### Goal
Determine how many lines include "name". Give the number and nothing else.

### Dataset records

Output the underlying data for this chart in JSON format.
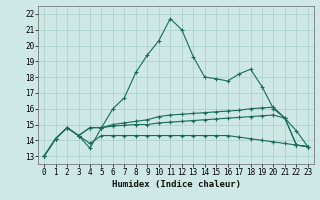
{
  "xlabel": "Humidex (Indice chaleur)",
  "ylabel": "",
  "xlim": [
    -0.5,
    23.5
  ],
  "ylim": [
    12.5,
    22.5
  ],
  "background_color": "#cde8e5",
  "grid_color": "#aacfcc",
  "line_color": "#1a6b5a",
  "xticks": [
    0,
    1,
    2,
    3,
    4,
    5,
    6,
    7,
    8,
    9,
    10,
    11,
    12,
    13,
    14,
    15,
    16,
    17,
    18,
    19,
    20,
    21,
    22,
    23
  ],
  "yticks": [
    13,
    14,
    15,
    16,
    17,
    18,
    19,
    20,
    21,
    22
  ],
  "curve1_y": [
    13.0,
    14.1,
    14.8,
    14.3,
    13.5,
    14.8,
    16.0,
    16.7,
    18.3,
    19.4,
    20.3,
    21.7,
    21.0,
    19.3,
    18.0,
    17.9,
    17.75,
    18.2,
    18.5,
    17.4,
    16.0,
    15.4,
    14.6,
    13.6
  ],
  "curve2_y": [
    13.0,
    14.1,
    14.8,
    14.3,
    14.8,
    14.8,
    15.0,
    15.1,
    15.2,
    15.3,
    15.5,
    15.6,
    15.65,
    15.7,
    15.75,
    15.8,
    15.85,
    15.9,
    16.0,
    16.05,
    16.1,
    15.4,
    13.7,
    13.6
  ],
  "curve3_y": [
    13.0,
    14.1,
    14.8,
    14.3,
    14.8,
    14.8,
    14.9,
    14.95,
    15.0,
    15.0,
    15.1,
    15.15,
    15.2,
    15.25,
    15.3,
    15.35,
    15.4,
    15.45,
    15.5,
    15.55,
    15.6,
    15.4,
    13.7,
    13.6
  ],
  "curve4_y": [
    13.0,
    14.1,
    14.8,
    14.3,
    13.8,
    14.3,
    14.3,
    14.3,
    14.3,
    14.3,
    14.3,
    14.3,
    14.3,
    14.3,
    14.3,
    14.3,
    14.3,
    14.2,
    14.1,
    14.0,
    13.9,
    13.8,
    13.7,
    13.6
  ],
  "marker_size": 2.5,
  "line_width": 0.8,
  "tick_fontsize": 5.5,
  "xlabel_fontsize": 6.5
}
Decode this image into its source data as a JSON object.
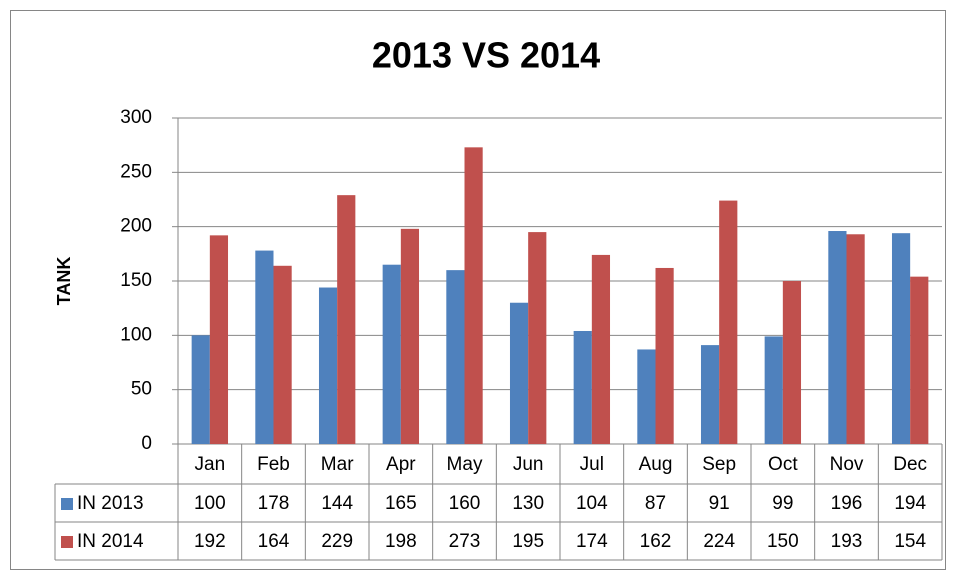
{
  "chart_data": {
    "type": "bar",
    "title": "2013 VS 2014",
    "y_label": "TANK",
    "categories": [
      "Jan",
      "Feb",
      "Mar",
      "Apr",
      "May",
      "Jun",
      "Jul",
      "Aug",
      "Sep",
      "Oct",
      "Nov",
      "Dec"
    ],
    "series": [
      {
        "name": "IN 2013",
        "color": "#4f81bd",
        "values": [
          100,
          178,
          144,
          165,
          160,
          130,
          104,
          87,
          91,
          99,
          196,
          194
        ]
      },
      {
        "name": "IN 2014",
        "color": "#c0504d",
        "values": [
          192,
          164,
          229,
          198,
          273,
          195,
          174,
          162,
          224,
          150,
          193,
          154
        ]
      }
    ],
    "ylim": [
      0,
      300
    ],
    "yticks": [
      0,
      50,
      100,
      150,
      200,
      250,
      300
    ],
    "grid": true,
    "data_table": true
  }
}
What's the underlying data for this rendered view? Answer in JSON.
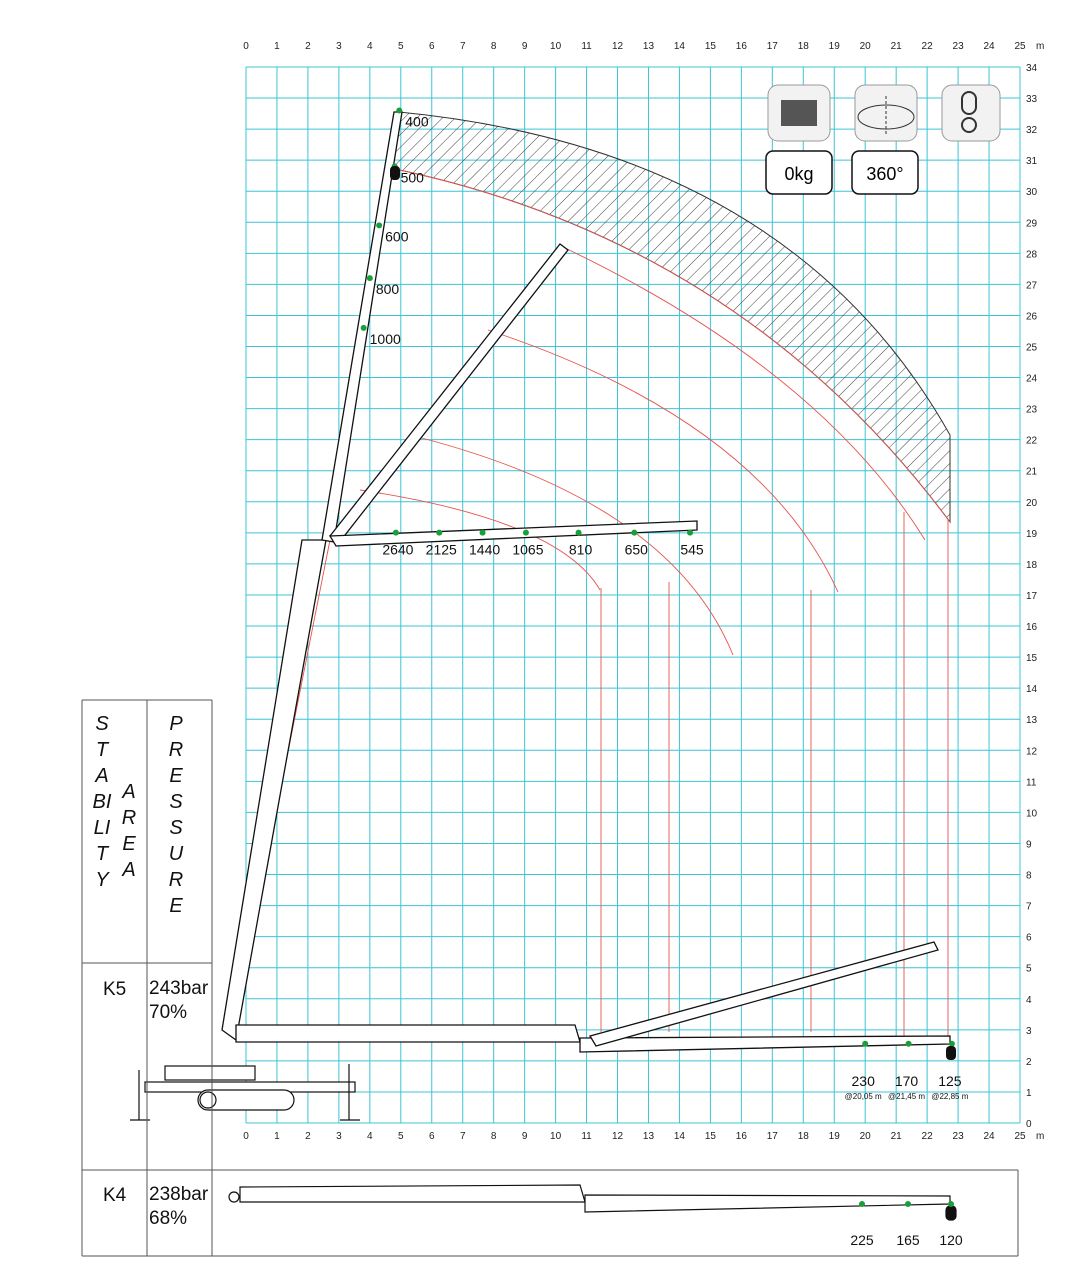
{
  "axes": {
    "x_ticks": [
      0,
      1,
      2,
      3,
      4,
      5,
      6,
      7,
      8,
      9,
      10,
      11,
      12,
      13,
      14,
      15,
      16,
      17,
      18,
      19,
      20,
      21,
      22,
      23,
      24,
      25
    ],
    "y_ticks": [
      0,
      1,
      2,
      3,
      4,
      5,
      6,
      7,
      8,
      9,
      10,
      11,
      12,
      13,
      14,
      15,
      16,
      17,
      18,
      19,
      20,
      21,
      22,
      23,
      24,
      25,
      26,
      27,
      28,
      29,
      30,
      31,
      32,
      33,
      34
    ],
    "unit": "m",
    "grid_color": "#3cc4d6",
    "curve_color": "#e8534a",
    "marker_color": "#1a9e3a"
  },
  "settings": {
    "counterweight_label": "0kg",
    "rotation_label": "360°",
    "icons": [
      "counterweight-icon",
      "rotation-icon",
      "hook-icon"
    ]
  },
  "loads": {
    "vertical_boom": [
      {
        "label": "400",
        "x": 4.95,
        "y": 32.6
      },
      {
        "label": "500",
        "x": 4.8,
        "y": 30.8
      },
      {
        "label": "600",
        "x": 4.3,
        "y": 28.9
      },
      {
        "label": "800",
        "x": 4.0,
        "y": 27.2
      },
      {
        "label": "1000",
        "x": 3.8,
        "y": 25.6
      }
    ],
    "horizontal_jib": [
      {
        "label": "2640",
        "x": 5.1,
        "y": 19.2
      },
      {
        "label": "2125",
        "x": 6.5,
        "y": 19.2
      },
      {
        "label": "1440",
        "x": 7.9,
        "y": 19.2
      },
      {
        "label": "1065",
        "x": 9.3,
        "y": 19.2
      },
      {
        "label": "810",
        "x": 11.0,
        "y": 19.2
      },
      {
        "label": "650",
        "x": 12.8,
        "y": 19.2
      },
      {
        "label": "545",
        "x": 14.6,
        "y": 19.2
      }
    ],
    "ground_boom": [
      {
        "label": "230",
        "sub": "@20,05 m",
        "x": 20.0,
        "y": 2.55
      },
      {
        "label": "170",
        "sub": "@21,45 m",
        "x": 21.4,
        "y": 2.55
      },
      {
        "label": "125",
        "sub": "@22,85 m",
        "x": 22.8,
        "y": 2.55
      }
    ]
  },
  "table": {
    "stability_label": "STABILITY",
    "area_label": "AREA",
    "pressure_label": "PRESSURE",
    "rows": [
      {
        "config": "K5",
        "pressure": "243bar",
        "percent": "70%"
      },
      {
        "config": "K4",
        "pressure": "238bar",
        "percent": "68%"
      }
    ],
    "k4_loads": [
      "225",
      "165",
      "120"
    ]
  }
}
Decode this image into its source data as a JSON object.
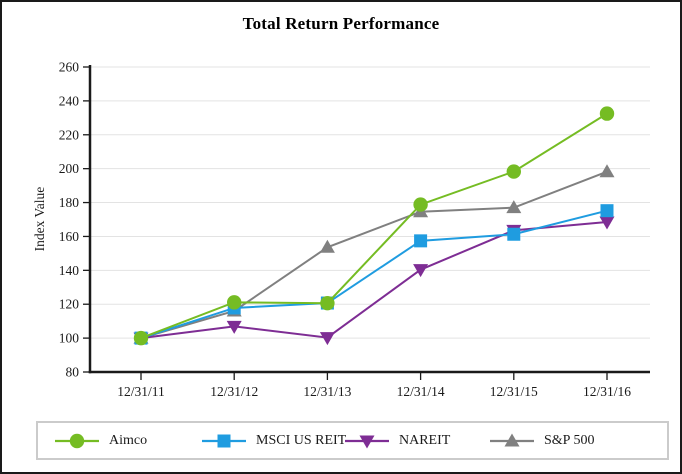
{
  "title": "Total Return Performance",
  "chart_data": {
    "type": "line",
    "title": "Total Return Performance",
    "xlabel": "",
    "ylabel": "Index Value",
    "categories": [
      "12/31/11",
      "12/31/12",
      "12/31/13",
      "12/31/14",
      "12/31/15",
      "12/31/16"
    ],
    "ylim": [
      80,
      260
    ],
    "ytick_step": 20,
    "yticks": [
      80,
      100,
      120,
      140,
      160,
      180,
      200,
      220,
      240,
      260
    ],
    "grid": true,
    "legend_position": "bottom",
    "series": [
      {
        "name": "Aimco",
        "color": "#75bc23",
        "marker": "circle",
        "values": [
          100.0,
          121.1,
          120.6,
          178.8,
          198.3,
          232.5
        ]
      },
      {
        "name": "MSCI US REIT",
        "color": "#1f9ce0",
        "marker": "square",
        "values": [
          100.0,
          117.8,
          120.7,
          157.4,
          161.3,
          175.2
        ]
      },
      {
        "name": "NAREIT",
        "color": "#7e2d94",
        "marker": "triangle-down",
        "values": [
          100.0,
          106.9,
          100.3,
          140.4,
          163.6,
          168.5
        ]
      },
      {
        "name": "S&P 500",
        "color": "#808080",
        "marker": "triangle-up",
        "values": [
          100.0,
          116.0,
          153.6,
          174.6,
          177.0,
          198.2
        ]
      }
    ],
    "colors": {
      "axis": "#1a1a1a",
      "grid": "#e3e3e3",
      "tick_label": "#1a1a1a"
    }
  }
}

### Finished task
6